= SUPPLIED DATA =
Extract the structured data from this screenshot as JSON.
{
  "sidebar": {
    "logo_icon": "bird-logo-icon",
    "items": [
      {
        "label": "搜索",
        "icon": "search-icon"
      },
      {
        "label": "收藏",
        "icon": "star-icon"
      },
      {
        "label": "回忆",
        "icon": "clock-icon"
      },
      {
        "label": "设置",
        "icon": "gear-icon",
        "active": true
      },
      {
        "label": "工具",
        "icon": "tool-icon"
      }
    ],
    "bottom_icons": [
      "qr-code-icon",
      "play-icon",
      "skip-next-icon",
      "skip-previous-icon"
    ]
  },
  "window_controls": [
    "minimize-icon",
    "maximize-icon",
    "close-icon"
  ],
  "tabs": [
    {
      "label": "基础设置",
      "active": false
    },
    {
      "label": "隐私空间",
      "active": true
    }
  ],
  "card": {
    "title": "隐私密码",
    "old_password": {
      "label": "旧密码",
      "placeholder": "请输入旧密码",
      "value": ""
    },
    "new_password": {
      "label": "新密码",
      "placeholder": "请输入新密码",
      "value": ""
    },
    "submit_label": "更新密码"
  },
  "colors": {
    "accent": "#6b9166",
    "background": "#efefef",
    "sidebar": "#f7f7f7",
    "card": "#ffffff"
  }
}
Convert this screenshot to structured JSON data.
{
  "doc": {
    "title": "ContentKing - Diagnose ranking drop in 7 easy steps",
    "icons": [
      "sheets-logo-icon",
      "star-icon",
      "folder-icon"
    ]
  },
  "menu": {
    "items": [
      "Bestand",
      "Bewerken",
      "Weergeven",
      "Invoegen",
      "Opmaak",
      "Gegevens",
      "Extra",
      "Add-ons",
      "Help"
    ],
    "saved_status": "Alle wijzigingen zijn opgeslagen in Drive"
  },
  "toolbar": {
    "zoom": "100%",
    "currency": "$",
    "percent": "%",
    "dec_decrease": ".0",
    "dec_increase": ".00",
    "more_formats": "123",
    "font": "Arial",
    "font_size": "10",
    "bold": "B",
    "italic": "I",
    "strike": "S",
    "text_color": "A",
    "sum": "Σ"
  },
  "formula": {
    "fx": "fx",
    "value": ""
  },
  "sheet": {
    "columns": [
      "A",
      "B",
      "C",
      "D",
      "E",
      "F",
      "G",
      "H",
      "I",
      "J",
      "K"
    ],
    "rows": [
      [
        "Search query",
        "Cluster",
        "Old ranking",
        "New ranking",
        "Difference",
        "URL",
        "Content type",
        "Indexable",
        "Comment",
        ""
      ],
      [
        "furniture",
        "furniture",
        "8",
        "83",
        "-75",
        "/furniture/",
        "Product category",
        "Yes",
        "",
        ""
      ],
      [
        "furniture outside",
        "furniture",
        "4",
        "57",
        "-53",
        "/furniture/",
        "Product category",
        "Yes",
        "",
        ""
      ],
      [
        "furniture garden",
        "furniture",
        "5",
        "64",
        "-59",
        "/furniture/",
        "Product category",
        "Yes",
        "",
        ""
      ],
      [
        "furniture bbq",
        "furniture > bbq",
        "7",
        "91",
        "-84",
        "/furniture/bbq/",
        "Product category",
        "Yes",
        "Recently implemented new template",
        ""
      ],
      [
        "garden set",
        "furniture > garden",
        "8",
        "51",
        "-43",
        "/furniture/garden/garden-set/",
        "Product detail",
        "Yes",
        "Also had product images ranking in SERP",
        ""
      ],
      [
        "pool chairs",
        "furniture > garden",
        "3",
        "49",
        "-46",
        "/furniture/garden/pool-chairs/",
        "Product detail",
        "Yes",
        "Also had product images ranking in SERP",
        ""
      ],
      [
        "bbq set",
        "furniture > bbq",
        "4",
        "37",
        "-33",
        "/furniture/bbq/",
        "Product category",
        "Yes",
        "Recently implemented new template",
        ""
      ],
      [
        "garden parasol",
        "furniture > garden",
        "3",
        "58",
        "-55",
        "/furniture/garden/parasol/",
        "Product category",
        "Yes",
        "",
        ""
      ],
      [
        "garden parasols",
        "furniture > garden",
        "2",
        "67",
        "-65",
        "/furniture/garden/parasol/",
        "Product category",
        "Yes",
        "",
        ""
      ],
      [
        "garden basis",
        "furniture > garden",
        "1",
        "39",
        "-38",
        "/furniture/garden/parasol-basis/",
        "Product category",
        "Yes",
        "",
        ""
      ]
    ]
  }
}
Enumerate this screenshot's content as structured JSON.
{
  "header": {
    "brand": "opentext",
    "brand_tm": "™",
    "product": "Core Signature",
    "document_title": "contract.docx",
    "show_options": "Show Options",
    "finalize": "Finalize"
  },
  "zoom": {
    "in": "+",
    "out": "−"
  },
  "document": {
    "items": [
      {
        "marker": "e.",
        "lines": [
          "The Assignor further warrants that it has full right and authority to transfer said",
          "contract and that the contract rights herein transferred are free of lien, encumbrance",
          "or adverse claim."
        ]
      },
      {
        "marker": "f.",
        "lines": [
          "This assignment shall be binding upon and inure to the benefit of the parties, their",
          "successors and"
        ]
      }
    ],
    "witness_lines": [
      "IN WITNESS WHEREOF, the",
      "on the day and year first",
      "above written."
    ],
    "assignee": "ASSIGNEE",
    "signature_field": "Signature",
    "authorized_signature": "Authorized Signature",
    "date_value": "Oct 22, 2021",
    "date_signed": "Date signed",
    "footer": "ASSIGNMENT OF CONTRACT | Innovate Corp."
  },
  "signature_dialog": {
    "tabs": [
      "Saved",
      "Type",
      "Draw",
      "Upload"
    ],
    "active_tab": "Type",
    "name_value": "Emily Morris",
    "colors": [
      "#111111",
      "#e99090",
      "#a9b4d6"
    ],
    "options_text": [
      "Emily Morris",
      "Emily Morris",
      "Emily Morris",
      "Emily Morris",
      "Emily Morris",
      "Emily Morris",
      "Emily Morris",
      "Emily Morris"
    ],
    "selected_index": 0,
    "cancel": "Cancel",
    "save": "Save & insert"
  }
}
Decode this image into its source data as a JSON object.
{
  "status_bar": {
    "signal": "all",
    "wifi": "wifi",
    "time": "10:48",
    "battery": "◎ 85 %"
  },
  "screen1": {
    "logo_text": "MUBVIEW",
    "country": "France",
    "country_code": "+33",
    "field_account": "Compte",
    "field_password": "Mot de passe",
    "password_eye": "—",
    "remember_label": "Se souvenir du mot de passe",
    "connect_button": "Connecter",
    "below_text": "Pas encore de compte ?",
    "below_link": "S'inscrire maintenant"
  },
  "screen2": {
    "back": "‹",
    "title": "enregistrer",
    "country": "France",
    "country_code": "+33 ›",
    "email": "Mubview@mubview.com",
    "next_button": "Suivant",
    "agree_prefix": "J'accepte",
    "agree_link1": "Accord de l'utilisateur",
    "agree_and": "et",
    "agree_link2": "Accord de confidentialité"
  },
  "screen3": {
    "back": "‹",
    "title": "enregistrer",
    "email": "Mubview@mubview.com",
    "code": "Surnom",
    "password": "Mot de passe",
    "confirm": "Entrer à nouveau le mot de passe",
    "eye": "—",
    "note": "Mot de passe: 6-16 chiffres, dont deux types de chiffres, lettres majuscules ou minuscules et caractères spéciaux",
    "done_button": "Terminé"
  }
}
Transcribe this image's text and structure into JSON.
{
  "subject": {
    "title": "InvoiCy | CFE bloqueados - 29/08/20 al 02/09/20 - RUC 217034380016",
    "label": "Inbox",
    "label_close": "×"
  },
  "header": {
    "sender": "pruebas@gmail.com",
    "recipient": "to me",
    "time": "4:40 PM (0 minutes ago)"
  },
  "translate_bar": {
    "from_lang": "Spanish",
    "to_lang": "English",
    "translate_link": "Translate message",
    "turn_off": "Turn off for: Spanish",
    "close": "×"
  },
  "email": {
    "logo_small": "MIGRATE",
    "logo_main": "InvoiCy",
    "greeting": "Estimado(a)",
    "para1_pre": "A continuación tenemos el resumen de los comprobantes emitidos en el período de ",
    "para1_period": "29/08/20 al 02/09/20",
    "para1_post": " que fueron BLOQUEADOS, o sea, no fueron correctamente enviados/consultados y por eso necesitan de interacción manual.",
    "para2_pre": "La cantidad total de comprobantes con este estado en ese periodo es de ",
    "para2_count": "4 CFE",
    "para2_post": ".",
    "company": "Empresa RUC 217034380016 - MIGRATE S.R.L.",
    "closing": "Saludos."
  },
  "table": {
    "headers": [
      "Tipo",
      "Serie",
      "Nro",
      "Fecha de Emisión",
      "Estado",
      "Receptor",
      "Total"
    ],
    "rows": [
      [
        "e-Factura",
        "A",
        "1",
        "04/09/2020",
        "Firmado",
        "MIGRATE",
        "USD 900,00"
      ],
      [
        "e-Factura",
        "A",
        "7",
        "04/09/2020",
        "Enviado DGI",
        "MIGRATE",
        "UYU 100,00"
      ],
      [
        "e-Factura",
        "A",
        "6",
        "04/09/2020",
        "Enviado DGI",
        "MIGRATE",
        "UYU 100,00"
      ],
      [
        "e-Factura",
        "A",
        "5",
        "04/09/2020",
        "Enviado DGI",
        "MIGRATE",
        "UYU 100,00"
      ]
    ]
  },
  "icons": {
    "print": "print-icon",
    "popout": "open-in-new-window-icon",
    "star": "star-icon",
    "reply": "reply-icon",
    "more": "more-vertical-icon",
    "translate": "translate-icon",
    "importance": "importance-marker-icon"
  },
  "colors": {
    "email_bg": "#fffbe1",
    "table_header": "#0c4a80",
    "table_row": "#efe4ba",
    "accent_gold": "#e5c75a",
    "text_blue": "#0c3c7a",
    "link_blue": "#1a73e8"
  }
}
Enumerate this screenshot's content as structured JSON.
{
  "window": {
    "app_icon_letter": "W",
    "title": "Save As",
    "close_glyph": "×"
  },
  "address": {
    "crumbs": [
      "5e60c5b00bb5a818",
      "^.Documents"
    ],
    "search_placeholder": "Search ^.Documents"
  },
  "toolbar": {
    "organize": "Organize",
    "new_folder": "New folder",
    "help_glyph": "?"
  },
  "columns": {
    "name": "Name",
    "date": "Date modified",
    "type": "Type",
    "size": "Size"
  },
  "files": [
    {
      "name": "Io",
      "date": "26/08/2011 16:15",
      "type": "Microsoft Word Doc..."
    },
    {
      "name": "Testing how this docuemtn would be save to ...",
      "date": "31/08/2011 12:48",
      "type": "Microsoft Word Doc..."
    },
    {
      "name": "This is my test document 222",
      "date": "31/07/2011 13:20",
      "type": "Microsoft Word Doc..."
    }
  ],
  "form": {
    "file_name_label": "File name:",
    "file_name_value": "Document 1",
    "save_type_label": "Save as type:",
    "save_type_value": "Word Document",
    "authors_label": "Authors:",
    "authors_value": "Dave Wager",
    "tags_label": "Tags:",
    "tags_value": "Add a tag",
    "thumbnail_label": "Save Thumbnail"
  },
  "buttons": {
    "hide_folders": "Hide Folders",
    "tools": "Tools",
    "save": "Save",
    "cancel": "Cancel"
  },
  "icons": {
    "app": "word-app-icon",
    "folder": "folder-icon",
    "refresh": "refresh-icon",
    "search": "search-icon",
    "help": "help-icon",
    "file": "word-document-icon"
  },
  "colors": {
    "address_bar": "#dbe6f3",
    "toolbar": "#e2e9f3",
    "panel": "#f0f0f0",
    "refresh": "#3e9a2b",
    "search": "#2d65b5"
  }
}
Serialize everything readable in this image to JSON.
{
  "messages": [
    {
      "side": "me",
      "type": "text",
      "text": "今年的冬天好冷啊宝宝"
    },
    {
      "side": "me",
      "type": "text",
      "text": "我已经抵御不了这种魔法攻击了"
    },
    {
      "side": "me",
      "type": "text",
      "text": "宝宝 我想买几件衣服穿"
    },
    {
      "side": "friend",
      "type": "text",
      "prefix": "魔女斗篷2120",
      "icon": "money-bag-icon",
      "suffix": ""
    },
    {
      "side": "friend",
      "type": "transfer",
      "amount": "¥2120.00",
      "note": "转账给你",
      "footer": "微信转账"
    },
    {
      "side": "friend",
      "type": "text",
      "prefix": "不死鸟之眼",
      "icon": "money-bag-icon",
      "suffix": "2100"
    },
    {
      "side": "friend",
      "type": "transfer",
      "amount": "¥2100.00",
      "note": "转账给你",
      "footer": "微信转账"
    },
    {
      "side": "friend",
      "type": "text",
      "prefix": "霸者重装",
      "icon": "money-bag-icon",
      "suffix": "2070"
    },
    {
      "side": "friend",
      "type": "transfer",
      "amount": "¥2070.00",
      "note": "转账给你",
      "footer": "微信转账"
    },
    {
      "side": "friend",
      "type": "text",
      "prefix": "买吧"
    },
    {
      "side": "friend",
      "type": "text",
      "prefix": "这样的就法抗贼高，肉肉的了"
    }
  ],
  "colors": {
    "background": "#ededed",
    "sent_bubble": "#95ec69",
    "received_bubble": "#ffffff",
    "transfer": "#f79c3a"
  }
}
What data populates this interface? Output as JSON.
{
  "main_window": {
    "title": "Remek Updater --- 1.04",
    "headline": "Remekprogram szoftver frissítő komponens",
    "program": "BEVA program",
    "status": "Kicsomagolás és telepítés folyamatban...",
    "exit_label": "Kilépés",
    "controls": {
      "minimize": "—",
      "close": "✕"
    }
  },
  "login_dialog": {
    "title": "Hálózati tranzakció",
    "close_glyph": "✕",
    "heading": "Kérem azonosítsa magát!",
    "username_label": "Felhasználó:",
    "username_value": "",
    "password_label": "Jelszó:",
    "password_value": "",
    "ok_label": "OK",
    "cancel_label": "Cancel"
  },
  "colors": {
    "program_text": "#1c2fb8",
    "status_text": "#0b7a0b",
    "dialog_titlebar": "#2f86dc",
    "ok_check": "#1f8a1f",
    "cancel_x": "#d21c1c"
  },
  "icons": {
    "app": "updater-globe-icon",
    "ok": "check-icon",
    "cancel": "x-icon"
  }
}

= SET EXERCISE =
Locate each line containing the string "basis" and show it.

= EXERCISE ANSWER =
        "garden basis",
        "/furniture/garden/parasol-basis/",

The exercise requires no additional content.